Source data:
— START —

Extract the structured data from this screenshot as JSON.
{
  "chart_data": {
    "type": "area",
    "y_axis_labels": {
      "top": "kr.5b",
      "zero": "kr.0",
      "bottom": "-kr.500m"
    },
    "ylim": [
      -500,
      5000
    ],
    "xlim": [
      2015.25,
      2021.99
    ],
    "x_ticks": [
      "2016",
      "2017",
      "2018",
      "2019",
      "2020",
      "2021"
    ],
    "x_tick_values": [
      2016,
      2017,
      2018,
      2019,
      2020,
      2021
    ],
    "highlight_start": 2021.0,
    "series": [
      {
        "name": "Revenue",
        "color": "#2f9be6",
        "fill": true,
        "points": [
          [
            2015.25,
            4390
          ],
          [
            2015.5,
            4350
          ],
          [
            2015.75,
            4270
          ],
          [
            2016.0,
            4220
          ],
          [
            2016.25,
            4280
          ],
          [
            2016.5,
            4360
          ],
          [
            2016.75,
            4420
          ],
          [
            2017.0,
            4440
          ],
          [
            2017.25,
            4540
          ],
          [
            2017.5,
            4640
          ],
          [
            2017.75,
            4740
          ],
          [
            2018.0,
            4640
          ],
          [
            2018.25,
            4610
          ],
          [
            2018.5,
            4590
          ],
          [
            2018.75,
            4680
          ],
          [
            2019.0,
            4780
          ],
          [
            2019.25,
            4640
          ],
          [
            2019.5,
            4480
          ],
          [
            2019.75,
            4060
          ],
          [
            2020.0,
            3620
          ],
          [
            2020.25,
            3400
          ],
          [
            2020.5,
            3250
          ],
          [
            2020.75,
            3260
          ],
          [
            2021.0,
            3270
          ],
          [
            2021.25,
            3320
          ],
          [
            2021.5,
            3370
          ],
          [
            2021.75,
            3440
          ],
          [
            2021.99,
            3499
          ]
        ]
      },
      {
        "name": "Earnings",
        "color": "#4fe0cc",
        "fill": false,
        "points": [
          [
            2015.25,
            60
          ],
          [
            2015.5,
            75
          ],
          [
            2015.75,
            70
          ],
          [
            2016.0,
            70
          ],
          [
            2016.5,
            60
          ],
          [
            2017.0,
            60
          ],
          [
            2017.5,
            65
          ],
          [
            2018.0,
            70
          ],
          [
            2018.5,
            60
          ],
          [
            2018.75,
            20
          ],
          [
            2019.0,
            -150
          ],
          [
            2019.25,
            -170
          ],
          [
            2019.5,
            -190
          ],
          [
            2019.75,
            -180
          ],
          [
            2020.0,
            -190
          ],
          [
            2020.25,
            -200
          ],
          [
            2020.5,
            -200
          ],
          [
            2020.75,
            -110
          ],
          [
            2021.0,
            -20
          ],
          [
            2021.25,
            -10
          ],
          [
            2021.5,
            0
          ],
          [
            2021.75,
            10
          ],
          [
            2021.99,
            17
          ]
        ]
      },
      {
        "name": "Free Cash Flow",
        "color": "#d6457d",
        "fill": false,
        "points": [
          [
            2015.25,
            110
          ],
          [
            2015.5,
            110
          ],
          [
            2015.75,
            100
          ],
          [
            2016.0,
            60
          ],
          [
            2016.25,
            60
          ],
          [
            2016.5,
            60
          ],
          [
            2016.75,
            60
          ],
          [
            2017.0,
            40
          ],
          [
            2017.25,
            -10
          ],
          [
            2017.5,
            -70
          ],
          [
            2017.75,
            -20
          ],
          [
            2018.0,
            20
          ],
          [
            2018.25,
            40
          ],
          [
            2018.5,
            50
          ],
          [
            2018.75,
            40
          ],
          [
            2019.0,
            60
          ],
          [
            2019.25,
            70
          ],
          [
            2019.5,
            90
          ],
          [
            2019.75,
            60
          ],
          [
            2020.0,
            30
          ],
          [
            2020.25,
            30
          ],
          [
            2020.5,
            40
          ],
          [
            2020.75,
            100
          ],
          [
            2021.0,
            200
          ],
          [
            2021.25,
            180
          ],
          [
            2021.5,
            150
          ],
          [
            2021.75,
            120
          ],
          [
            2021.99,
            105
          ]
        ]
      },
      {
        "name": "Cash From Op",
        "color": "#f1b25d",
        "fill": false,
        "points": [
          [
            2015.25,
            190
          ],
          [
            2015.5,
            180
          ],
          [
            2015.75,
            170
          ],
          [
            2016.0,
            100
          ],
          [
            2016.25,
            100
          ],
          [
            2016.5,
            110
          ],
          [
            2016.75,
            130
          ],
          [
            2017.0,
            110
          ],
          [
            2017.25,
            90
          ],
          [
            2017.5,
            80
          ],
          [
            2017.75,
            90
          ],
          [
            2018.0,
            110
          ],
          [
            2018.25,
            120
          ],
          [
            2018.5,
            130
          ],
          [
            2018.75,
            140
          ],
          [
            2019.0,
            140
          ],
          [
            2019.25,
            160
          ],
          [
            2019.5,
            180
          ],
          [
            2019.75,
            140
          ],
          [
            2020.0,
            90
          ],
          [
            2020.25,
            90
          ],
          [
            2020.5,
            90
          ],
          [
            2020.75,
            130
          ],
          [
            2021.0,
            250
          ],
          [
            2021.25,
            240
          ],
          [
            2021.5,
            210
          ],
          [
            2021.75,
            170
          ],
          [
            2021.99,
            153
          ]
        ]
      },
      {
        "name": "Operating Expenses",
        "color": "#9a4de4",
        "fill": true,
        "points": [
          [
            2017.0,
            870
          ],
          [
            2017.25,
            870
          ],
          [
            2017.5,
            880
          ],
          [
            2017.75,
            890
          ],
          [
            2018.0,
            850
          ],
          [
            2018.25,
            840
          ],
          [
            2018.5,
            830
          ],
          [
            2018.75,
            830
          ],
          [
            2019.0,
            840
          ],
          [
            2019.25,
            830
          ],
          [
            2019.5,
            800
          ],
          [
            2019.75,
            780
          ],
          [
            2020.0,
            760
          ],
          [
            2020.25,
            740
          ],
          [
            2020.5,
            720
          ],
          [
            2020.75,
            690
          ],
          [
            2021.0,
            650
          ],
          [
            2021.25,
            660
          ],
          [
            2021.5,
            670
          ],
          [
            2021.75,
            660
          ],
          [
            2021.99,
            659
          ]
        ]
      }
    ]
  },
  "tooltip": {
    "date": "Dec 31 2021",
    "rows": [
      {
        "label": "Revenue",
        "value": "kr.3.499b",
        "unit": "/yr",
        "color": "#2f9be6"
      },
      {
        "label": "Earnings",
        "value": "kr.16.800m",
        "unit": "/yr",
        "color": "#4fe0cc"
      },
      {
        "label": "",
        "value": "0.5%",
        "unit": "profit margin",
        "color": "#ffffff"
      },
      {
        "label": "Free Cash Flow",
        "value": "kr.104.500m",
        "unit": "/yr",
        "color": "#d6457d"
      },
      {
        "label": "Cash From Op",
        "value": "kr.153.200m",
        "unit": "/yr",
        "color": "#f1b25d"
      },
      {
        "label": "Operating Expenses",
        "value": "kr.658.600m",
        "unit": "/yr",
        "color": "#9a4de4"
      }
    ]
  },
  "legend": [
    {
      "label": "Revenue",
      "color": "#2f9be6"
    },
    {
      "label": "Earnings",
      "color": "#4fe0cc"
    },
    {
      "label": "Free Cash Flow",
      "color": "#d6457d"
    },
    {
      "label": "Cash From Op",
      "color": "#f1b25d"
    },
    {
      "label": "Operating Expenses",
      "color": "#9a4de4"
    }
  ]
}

— END —

[Problem details]: Above are some records; extract every one of them exactly.

[Answer to the problem]:
Extract the structured data from this screenshot as JSON.
{
  "chart_data": {
    "type": "area",
    "y_axis_labels": {
      "top": "kr.5b",
      "zero": "kr.0",
      "bottom": "-kr.500m"
    },
    "ylim": [
      -500,
      5000
    ],
    "xlim": [
      2015.25,
      2021.99
    ],
    "x_ticks": [
      "2016",
      "2017",
      "2018",
      "2019",
      "2020",
      "2021"
    ],
    "x_tick_values": [
      2016,
      2017,
      2018,
      2019,
      2020,
      2021
    ],
    "highlight_start": 2021.0,
    "series": [
      {
        "name": "Revenue",
        "color": "#2f9be6",
        "fill": true,
        "points": [
          [
            2015.25,
            4390
          ],
          [
            2015.5,
            4350
          ],
          [
            2015.75,
            4270
          ],
          [
            2016.0,
            4220
          ],
          [
            2016.25,
            4280
          ],
          [
            2016.5,
            4360
          ],
          [
            2016.75,
            4420
          ],
          [
            2017.0,
            4440
          ],
          [
            2017.25,
            4540
          ],
          [
            2017.5,
            4640
          ],
          [
            2017.75,
            4740
          ],
          [
            2018.0,
            4640
          ],
          [
            2018.25,
            4610
          ],
          [
            2018.5,
            4590
          ],
          [
            2018.75,
            4680
          ],
          [
            2019.0,
            4780
          ],
          [
            2019.25,
            4640
          ],
          [
            2019.5,
            4480
          ],
          [
            2019.75,
            4060
          ],
          [
            2020.0,
            3620
          ],
          [
            2020.25,
            3400
          ],
          [
            2020.5,
            3250
          ],
          [
            2020.75,
            3260
          ],
          [
            2021.0,
            3270
          ],
          [
            2021.25,
            3320
          ],
          [
            2021.5,
            3370
          ],
          [
            2021.75,
            3440
          ],
          [
            2021.99,
            3499
          ]
        ]
      },
      {
        "name": "Earnings",
        "color": "#4fe0cc",
        "fill": false,
        "points": [
          [
            2015.25,
            60
          ],
          [
            2015.5,
            75
          ],
          [
            2015.75,
            70
          ],
          [
            2016.0,
            70
          ],
          [
            2016.5,
            60
          ],
          [
            2017.0,
            60
          ],
          [
            2017.5,
            65
          ],
          [
            2018.0,
            70
          ],
          [
            2018.5,
            60
          ],
          [
            2018.75,
            20
          ],
          [
            2019.0,
            -150
          ],
          [
            2019.25,
            -170
          ],
          [
            2019.5,
            -190
          ],
          [
            2019.75,
            -180
          ],
          [
            2020.0,
            -190
          ],
          [
            2020.25,
            -200
          ],
          [
            2020.5,
            -200
          ],
          [
            2020.75,
            -110
          ],
          [
            2021.0,
            -20
          ],
          [
            2021.25,
            -10
          ],
          [
            2021.5,
            0
          ],
          [
            2021.75,
            10
          ],
          [
            2021.99,
            17
          ]
        ]
      },
      {
        "name": "Free Cash Flow",
        "color": "#d6457d",
        "fill": false,
        "points": [
          [
            2015.25,
            110
          ],
          [
            2015.5,
            110
          ],
          [
            2015.75,
            100
          ],
          [
            2016.0,
            60
          ],
          [
            2016.25,
            60
          ],
          [
            2016.5,
            60
          ],
          [
            2016.75,
            60
          ],
          [
            2017.0,
            40
          ],
          [
            2017.25,
            -10
          ],
          [
            2017.5,
            -70
          ],
          [
            2017.75,
            -20
          ],
          [
            2018.0,
            20
          ],
          [
            2018.25,
            40
          ],
          [
            2018.5,
            50
          ],
          [
            2018.75,
            40
          ],
          [
            2019.0,
            60
          ],
          [
            2019.25,
            70
          ],
          [
            2019.5,
            90
          ],
          [
            2019.75,
            60
          ],
          [
            2020.0,
            30
          ],
          [
            2020.25,
            30
          ],
          [
            2020.5,
            40
          ],
          [
            2020.75,
            100
          ],
          [
            2021.0,
            200
          ],
          [
            2021.25,
            180
          ],
          [
            2021.5,
            150
          ],
          [
            2021.75,
            120
          ],
          [
            2021.99,
            105
          ]
        ]
      },
      {
        "name": "Cash From Op",
        "color": "#f1b25d",
        "fill": false,
        "points": [
          [
            2015.25,
            190
          ],
          [
            2015.5,
            180
          ],
          [
            2015.75,
            170
          ],
          [
            2016.0,
            100
          ],
          [
            2016.25,
            100
          ],
          [
            2016.5,
            110
          ],
          [
            2016.75,
            130
          ],
          [
            2017.0,
            110
          ],
          [
            2017.25,
            90
          ],
          [
            2017.5,
            80
          ],
          [
            2017.75,
            90
          ],
          [
            2018.0,
            110
          ],
          [
            2018.25,
            120
          ],
          [
            2018.5,
            130
          ],
          [
            2018.75,
            140
          ],
          [
            2019.0,
            140
          ],
          [
            2019.25,
            160
          ],
          [
            2019.5,
            180
          ],
          [
            2019.75,
            140
          ],
          [
            2020.0,
            90
          ],
          [
            2020.25,
            90
          ],
          [
            2020.5,
            90
          ],
          [
            2020.75,
            130
          ],
          [
            2021.0,
            250
          ],
          [
            2021.25,
            240
          ],
          [
            2021.5,
            210
          ],
          [
            2021.75,
            170
          ],
          [
            2021.99,
            153
          ]
        ]
      },
      {
        "name": "Operating Expenses",
        "color": "#9a4de4",
        "fill": true,
        "points": [
          [
            2017.0,
            870
          ],
          [
            2017.25,
            870
          ],
          [
            2017.5,
            880
          ],
          [
            2017.75,
            890
          ],
          [
            2018.0,
            850
          ],
          [
            2018.25,
            840
          ],
          [
            2018.5,
            830
          ],
          [
            2018.75,
            830
          ],
          [
            2019.0,
            840
          ],
          [
            2019.25,
            830
          ],
          [
            2019.5,
            800
          ],
          [
            2019.75,
            780
          ],
          [
            2020.0,
            760
          ],
          [
            2020.25,
            740
          ],
          [
            2020.5,
            720
          ],
          [
            2020.75,
            690
          ],
          [
            2021.0,
            650
          ],
          [
            2021.25,
            660
          ],
          [
            2021.5,
            670
          ],
          [
            2021.75,
            660
          ],
          [
            2021.99,
            659
          ]
        ]
      }
    ]
  },
  "tooltip": {
    "date": "Dec 31 2021",
    "rows": [
      {
        "label": "Revenue",
        "value": "kr.3.499b",
        "unit": "/yr",
        "color": "#2f9be6"
      },
      {
        "label": "Earnings",
        "value": "kr.16.800m",
        "unit": "/yr",
        "color": "#4fe0cc"
      },
      {
        "label": "",
        "value": "0.5%",
        "unit": "profit margin",
        "color": "#ffffff"
      },
      {
        "label": "Free Cash Flow",
        "value": "kr.104.500m",
        "unit": "/yr",
        "color": "#d6457d"
      },
      {
        "label": "Cash From Op",
        "value": "kr.153.200m",
        "unit": "/yr",
        "color": "#f1b25d"
      },
      {
        "label": "Operating Expenses",
        "value": "kr.658.600m",
        "unit": "/yr",
        "color": "#9a4de4"
      }
    ]
  },
  "legend": [
    {
      "label": "Revenue",
      "color": "#2f9be6"
    },
    {
      "label": "Earnings",
      "color": "#4fe0cc"
    },
    {
      "label": "Free Cash Flow",
      "color": "#d6457d"
    },
    {
      "label": "Cash From Op",
      "color": "#f1b25d"
    },
    {
      "label": "Operating Expenses",
      "color": "#9a4de4"
    }
  ]
}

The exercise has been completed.